╭─ INPUT DATA
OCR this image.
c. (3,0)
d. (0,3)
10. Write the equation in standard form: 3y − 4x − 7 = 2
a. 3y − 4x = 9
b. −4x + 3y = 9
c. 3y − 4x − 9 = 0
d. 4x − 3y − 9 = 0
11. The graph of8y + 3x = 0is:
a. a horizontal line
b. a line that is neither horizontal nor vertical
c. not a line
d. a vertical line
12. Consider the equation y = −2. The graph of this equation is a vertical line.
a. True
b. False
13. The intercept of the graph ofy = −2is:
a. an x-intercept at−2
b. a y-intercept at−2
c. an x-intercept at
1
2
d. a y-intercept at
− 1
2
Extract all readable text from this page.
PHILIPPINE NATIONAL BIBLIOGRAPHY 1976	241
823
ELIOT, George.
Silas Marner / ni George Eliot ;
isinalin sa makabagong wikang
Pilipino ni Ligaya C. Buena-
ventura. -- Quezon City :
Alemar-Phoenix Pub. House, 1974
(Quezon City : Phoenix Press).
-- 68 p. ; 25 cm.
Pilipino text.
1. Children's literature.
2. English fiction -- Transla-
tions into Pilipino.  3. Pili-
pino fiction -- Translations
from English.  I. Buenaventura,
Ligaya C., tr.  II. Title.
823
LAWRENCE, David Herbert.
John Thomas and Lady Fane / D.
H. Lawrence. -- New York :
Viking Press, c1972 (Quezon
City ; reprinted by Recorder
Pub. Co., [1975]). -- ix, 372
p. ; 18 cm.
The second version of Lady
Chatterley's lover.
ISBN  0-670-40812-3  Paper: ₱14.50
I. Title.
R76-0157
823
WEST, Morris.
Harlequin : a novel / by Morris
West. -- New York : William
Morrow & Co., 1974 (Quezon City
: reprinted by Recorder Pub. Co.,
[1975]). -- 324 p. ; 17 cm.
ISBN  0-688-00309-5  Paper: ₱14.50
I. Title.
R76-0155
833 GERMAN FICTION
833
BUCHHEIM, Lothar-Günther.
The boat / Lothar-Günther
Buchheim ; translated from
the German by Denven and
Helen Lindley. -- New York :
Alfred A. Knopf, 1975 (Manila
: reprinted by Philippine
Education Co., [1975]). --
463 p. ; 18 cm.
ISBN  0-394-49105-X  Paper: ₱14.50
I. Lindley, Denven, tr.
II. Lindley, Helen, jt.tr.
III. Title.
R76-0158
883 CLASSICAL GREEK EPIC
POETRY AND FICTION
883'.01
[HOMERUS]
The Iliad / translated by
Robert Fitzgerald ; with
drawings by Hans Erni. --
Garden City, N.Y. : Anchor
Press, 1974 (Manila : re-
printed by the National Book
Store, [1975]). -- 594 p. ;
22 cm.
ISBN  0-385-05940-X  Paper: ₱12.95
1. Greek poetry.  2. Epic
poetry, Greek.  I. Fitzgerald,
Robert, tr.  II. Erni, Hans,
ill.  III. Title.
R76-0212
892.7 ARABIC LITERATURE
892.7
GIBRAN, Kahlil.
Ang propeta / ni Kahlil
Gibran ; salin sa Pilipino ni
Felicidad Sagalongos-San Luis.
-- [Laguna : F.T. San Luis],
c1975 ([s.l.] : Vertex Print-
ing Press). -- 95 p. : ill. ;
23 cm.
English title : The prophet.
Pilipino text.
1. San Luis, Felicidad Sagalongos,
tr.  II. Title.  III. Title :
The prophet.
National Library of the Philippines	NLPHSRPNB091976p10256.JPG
╰─
* _WORK REQUIRED_
Write out every line of the records exactly.

* _RESULT BELOW_
OCR this image.
c. (3,0)
d. (0,3)
10. Write the equation in standard form: 3y − 4x − 7 = 2
a. 3y − 4x = 9
b. −4x + 3y = 9
c. 3y − 4x − 9 = 0
d. 4x − 3y − 9 = 0
11. The graph of8y + 3x = 0is:
a. a horizontal line
b. a line that is neither horizontal nor vertical
c. not a line
d. a vertical line
12. Consider the equation y = −2. The graph of this equation is a vertical line.
a. True
b. False
13. The intercept of the graph ofy = −2is:
a. an x-intercept at−2
b. a y-intercept at−2
c. an x-intercept at
1
2
d. a y-intercept at
− 1
2
Extract all readable text from this page.
PHILIPPINE NATIONAL BIBLIOGRAPHY 1976	241
823
ELIOT, George.
Silas Marner / ni George Eliot ;
isinalin sa makabagong wikang
Pilipino ni Ligaya C. Buena-
ventura. -- Quezon City :
Alemar-Phoenix Pub. House, 1974
(Quezon City : Phoenix Press).
-- 68 p. ; 25 cm.
Pilipino text.
1. Children's literature.
2. English fiction -- Transla-
tions into Pilipino.  3. Pili-
pino fiction -- Translations
from English.  I. Buenaventura,
Ligaya C., tr.  II. Title.
823
LAWRENCE, David Herbert.
John Thomas and Lady Fane / D.
H. Lawrence. -- New York :
Viking Press, c1972 (Quezon
City ; reprinted by Recorder
Pub. Co., [1975]). -- ix, 372
p. ; 18 cm.
The second version of Lady
Chatterley's lover.
ISBN  0-670-40812-3  Paper: ₱14.50
I. Title.
R76-0157
823
WEST, Morris.
Harlequin : a novel / by Morris
West. -- New York : William
Morrow & Co., 1974 (Quezon City
: reprinted by Recorder Pub. Co.,
[1975]). -- 324 p. ; 17 cm.
ISBN  0-688-00309-5  Paper: ₱14.50
I. Title.
R76-0155
833 GERMAN FICTION
833
BUCHHEIM, Lothar-Günther.
The boat / Lothar-Günther
Buchheim ; translated from
the German by Denven and
Helen Lindley. -- New York :
Alfred A. Knopf, 1975 (Manila
: reprinted by Philippine
Education Co., [1975]). --
463 p. ; 18 cm.
ISBN  0-394-49105-X  Paper: ₱14.50
I. Lindley, Denven, tr.
II. Lindley, Helen, jt.tr.
III. Title.
R76-0158
883 CLASSICAL GREEK EPIC
POETRY AND FICTION
883'.01
[HOMERUS]
The Iliad / translated by
Robert Fitzgerald ; with
drawings by Hans Erni. --
Garden City, N.Y. : Anchor
Press, 1974 (Manila : re-
printed by the National Book
Store, [1975]). -- 594 p. ;
22 cm.
ISBN  0-385-05940-X  Paper: ₱12.95
1. Greek poetry.  2. Epic
poetry, Greek.  I. Fitzgerald,
Robert, tr.  II. Erni, Hans,
ill.  III. Title.
R76-0212
892.7 ARABIC LITERATURE
892.7
GIBRAN, Kahlil.
Ang propeta / ni Kahlil
Gibran ; salin sa Pilipino ni
Felicidad Sagalongos-San Luis.
-- [Laguna : F.T. San Luis],
c1975 ([s.l.] : Vertex Print-
ing Press). -- 95 p. : ill. ;
23 cm.
English title : The prophet.
Pilipino text.
1. San Luis, Felicidad Sagalongos,
tr.  II. Title.  III. Title :
The prophet.
National Library of the Philippines	NLPHSRPNB091976p10256.JPG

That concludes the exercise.